▸ EXERCISE DETAILS:
Copy all lines in which the word "here" can be found.

▸ GIVEN ENTRIES:
= = = =
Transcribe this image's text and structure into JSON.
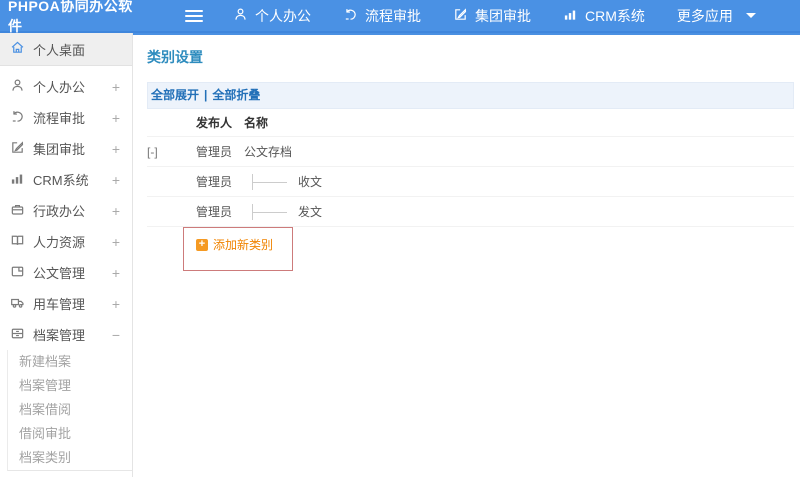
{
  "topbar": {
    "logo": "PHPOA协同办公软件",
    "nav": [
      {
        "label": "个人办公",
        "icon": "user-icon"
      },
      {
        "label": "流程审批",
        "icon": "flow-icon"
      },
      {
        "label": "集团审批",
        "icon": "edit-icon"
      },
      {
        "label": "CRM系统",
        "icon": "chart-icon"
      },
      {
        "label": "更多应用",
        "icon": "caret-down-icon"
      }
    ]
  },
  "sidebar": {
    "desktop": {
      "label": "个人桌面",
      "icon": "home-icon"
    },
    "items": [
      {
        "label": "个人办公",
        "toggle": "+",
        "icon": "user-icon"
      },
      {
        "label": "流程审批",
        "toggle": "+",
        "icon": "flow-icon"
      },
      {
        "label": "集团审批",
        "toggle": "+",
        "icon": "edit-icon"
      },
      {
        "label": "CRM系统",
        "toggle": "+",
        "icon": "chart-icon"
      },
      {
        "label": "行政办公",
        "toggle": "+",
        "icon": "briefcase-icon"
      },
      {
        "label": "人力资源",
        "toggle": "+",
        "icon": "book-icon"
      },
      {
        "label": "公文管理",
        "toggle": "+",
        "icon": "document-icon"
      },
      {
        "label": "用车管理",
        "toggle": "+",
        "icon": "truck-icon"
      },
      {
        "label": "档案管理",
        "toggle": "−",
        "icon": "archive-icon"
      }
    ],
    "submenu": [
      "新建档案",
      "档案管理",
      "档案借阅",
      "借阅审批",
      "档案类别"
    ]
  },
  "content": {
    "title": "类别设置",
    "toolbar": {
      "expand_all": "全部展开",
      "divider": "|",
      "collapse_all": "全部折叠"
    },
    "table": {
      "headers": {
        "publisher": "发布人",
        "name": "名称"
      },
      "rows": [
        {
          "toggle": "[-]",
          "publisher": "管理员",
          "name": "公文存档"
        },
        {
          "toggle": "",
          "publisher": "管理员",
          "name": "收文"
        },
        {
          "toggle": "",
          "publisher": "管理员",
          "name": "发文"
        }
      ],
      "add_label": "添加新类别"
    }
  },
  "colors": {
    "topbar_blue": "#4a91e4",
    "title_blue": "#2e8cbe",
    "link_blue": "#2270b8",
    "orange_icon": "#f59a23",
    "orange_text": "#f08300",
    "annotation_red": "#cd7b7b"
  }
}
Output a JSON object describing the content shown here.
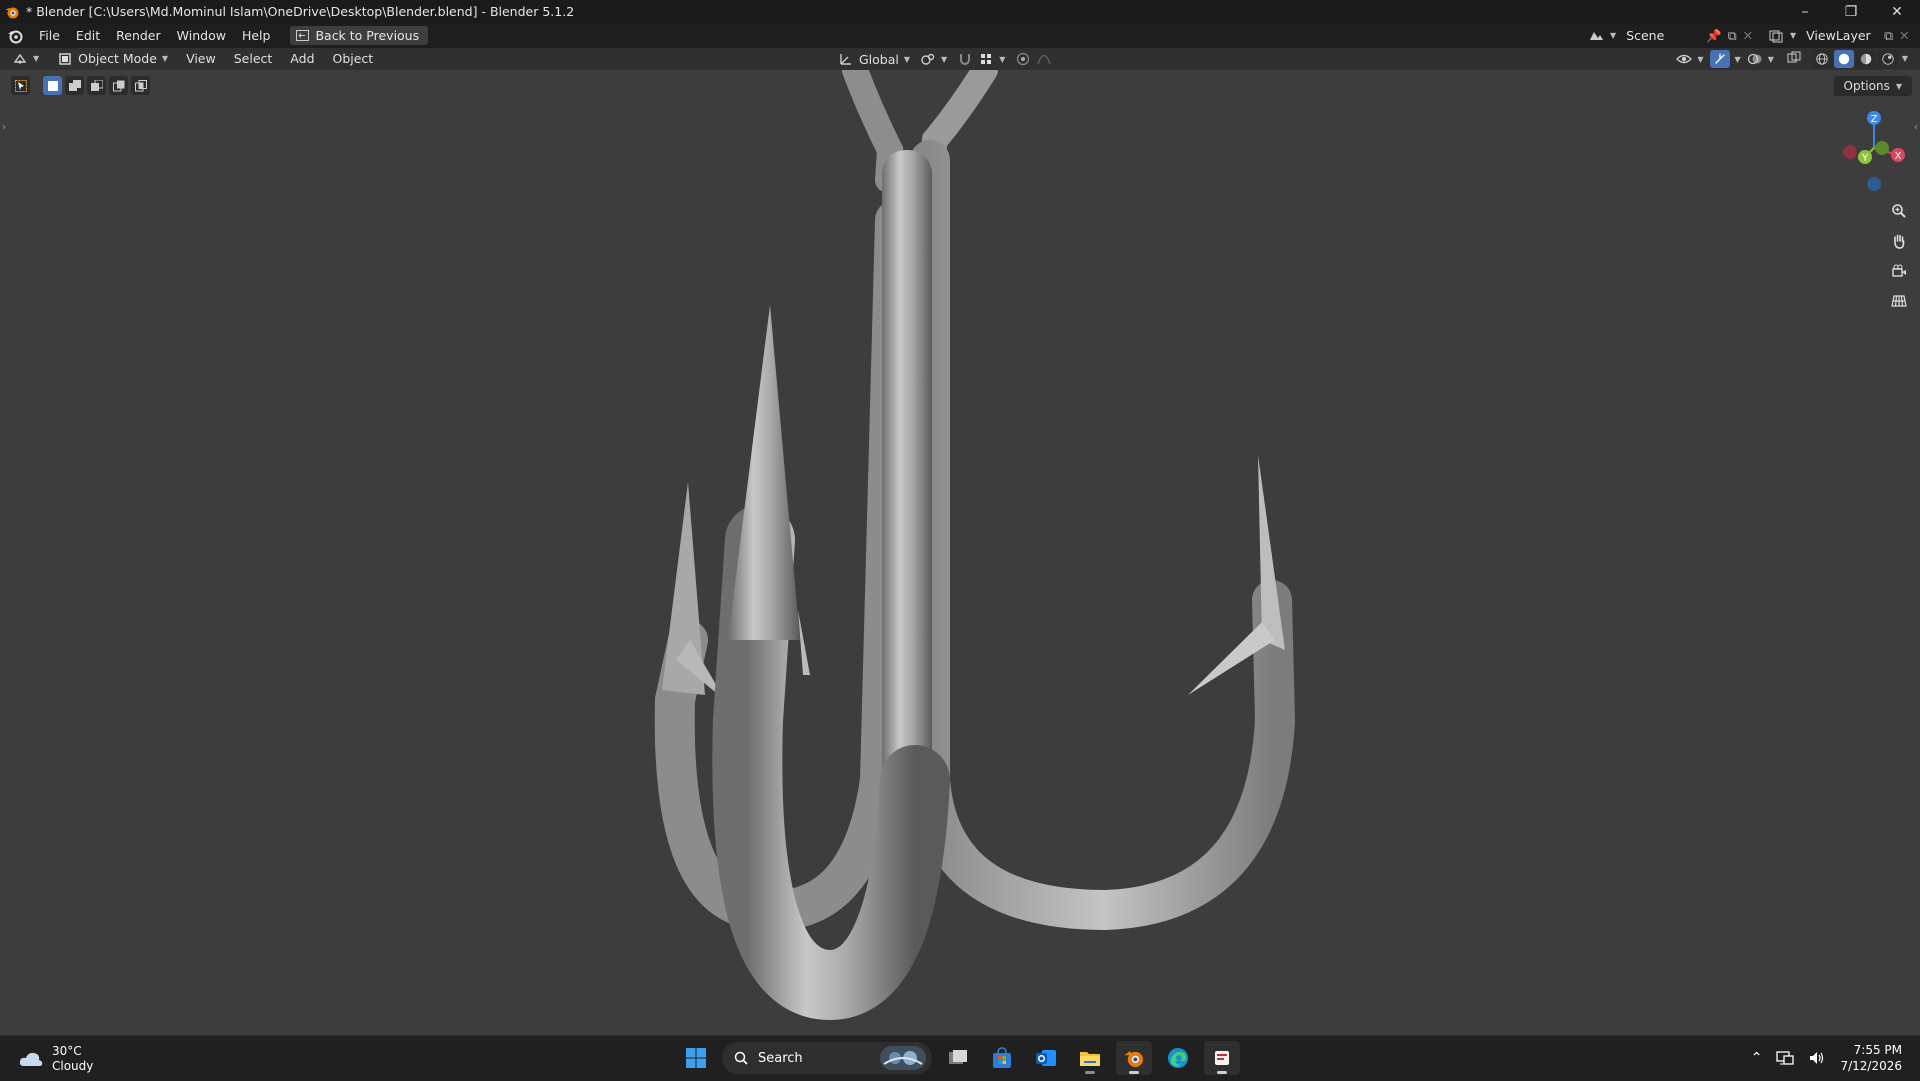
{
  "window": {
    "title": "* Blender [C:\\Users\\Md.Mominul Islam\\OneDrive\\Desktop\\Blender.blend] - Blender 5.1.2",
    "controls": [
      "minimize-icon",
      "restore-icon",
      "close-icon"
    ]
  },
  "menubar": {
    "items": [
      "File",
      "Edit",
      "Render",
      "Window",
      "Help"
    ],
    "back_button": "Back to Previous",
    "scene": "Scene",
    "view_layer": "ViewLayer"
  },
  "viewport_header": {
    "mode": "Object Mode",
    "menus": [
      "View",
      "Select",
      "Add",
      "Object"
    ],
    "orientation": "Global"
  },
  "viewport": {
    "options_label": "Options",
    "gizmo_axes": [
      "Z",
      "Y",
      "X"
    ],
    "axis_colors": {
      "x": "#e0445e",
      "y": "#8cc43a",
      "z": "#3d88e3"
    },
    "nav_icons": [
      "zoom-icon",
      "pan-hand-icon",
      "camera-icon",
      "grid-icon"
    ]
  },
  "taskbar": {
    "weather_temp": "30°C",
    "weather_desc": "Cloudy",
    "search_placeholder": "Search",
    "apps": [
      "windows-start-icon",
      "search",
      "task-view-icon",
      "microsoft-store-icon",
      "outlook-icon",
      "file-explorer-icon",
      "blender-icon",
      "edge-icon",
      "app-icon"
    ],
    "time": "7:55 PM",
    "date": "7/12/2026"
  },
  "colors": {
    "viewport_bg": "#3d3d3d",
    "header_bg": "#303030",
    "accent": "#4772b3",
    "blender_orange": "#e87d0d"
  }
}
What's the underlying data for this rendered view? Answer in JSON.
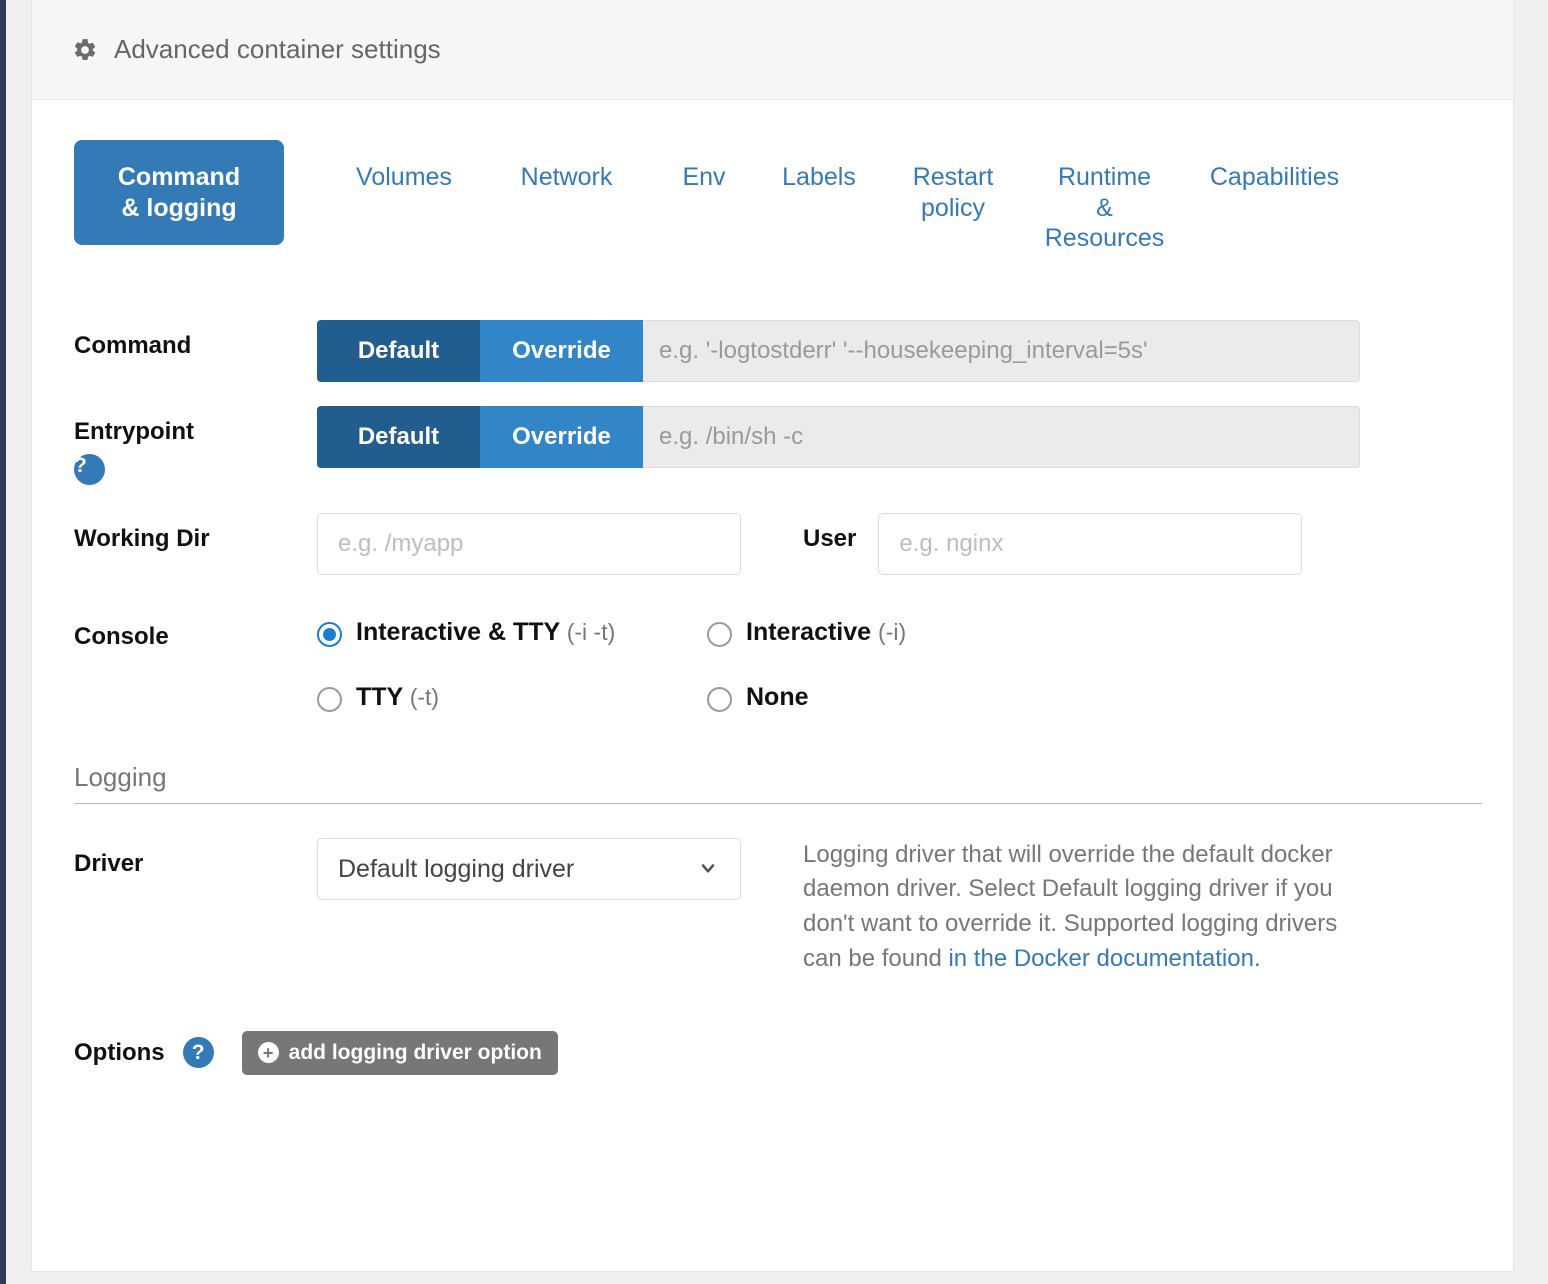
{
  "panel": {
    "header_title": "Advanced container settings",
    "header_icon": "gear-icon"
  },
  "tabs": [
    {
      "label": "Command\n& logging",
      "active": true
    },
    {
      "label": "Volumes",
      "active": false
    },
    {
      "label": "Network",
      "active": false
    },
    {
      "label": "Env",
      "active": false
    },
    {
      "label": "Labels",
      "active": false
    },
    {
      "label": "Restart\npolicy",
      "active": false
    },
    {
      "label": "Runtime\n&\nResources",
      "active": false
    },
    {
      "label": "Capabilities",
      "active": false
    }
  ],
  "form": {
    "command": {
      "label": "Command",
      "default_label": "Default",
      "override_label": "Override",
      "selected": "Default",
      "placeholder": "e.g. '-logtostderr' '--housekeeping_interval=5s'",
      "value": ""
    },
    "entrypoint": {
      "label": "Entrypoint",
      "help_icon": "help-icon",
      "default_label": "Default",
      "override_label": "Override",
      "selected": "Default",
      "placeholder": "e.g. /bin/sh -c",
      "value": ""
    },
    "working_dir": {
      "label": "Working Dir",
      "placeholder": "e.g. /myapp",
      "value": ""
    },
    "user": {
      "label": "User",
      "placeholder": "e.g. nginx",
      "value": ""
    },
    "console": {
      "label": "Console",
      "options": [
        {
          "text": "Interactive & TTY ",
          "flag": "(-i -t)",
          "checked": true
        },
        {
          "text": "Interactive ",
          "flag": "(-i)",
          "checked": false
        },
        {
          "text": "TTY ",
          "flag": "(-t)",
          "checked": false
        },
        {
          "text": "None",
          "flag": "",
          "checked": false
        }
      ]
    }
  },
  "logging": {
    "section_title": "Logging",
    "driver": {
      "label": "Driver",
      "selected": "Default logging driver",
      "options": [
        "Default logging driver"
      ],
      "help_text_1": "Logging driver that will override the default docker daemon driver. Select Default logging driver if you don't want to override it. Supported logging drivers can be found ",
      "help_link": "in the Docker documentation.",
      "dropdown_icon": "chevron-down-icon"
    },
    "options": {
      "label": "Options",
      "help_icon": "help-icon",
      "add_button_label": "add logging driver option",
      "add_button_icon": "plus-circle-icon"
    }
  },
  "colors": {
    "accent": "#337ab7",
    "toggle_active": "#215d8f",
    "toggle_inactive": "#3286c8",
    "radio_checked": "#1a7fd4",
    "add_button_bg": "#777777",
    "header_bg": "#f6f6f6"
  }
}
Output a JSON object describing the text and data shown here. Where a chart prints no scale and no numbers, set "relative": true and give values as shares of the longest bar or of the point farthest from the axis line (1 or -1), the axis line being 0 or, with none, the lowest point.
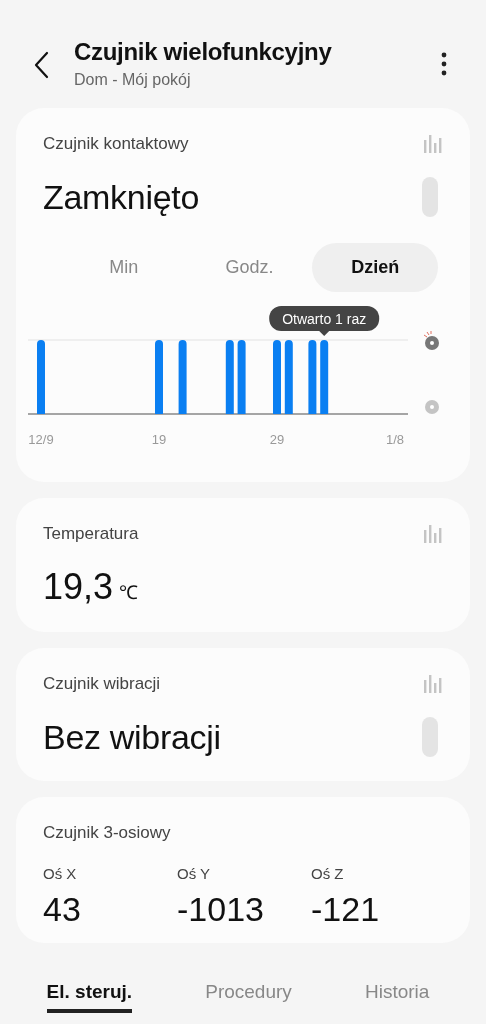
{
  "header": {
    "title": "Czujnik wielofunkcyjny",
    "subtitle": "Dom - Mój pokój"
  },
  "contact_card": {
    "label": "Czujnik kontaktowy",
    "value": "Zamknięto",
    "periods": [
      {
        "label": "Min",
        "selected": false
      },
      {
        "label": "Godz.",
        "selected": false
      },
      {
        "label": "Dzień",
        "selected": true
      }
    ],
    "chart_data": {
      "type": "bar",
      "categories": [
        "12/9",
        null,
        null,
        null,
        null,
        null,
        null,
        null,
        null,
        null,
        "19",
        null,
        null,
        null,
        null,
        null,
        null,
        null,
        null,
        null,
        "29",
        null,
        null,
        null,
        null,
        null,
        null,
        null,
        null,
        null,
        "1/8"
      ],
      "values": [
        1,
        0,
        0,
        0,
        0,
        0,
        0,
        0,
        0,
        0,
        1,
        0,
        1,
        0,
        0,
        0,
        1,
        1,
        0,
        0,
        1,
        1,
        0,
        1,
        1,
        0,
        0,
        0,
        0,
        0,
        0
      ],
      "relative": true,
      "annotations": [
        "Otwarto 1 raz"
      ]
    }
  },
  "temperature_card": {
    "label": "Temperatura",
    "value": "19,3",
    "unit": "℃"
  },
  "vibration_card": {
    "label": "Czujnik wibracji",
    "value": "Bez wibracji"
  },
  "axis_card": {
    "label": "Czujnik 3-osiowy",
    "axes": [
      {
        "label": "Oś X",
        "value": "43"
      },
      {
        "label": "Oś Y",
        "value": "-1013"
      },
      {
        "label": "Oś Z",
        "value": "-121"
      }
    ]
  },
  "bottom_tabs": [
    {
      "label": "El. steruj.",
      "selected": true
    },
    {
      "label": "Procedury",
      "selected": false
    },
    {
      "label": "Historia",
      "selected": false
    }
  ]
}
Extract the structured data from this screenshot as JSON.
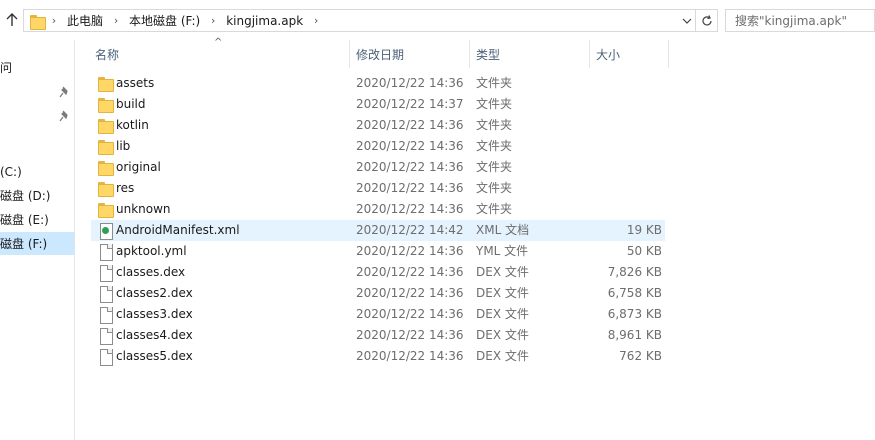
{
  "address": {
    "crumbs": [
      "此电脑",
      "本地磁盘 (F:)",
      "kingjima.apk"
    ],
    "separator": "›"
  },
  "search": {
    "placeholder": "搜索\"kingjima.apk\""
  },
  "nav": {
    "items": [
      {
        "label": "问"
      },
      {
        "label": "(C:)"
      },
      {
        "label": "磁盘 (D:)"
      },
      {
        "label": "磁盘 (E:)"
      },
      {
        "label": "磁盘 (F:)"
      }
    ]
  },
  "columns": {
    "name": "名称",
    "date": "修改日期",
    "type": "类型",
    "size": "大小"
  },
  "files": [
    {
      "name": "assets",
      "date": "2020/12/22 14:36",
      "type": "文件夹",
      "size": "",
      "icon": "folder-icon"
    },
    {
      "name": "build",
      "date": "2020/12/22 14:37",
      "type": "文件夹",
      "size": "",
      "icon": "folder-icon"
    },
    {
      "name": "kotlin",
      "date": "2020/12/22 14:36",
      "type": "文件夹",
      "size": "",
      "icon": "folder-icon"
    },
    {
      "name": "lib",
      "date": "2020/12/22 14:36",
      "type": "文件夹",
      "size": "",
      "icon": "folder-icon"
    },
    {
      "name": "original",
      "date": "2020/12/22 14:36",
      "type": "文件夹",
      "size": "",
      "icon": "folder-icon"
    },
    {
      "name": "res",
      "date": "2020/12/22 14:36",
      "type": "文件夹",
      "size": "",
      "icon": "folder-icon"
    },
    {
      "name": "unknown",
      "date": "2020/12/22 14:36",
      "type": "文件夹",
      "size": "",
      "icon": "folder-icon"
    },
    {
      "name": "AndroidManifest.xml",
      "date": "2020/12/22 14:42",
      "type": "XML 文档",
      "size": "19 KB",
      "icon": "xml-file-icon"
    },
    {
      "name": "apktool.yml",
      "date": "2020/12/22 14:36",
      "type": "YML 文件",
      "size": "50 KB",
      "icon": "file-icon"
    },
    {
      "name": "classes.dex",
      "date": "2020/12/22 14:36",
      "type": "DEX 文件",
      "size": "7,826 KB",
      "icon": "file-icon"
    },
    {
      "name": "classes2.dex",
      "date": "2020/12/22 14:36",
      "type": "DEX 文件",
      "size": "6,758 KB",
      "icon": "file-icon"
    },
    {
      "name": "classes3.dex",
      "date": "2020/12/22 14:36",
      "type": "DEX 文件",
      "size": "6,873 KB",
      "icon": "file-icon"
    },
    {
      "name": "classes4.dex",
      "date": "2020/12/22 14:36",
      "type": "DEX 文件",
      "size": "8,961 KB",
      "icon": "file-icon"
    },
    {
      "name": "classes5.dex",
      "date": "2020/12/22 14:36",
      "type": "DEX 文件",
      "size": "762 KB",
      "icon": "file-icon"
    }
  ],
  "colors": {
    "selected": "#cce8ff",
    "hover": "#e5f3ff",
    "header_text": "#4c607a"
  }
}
= = = =
▸ FINISHED ANSWER:
Output a JSON object describing the content shown here.
Output a JSON object describing the text and data shown here. Where a chart prints no scale and no numbers, set "relative": true and give values as shares of the longest bar or of the point farthest from the axis line (1 or -1), the axis line being 0 or, with none, the lowest point.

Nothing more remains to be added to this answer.